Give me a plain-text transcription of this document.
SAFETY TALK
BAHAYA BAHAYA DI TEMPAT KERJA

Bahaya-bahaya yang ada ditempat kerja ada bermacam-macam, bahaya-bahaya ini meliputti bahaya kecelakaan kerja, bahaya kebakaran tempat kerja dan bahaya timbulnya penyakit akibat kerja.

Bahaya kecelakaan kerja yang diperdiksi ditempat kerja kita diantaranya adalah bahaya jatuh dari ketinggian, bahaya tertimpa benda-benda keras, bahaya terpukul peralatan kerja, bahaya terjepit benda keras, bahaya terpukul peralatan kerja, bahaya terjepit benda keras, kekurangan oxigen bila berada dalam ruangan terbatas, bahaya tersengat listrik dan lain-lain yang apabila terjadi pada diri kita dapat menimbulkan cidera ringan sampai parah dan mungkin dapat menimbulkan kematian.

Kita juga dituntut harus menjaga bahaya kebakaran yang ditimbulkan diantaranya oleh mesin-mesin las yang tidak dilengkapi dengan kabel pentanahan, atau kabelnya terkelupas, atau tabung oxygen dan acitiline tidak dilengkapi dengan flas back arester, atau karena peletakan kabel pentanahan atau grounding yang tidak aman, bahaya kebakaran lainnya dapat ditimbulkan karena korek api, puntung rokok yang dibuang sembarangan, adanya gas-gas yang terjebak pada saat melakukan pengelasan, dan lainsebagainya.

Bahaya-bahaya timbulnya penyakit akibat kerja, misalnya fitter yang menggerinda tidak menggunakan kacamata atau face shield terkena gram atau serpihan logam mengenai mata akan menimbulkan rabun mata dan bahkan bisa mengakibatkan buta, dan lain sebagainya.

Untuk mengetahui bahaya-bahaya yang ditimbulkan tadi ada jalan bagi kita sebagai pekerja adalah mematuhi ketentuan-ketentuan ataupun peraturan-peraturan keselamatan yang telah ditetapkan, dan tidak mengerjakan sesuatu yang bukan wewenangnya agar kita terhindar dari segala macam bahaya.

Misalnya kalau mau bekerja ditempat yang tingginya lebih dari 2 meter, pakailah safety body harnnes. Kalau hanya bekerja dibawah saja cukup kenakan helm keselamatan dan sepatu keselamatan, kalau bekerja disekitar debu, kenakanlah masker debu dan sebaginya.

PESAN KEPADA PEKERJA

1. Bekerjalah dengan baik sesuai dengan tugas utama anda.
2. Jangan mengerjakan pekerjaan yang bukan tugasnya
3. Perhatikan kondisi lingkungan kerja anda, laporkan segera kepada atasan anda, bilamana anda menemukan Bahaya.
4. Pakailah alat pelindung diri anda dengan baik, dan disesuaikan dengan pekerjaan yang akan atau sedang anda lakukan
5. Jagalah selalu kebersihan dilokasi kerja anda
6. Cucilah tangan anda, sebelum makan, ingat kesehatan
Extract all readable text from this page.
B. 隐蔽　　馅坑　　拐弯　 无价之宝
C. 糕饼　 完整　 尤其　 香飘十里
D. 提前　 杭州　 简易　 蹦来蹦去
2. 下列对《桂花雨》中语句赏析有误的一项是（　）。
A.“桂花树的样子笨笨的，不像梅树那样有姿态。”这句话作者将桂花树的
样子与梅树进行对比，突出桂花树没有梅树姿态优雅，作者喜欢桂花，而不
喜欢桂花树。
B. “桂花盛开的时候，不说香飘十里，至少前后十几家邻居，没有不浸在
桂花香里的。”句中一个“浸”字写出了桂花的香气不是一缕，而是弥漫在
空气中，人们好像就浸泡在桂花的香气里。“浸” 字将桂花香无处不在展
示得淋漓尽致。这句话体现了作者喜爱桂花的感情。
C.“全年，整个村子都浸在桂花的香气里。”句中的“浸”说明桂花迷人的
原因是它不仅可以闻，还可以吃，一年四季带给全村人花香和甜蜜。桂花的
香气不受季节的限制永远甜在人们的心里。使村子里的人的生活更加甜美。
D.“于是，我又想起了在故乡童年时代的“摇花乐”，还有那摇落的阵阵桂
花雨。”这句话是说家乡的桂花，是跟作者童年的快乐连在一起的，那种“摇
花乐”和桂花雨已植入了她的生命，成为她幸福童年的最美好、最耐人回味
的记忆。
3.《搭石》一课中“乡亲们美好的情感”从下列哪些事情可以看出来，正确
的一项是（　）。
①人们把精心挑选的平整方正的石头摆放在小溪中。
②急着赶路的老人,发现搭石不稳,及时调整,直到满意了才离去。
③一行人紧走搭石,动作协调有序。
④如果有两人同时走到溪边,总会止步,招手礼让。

┄┄┄┄┄┄┄┄┄┄┄┄┄┄┄┄┄┄┄┄

**Set task**
Extract, from the listing above, every line where the string "dari" occurs.

**Result of the exercise**
Bahaya kecelakaan kerja yang diperdiksi ditempat kerja kita diantaranya adalah bahaya jatuh dari ketinggian, bahaya tertimpa benda-benda keras, bahaya terpukul peralatan kerja, bahaya terjepit benda keras, bahaya terpukul peralatan kerja, bahaya terjepit benda keras, kekurangan oxigen bila berada dalam ruangan terbatas, bahaya tersengat listrik dan lain-lain yang apabila terjadi pada diri kita dapat menimbulkan cidera ringan sampai parah dan mungkin dapat menimbulkan kematian.
Untuk mengetahui bahaya-bahaya yang ditimbulkan tadi ada jalan bagi kita sebagai pekerja adalah mematuhi ketentuan-ketentuan ataupun peraturan-peraturan keselamatan yang telah ditetapkan, dan tidak mengerjakan sesuatu yang bukan wewenangnya agar kita terhindar dari segala macam bahaya.
Misalnya kalau mau bekerja ditempat yang tingginya lebih dari 2 meter, pakailah safety body harnnes. Kalau hanya bekerja dibawah saja cukup kenakan helm keselamatan dan sepatu keselamatan, kalau bekerja disekitar debu, kenakanlah masker debu dan sebaginya.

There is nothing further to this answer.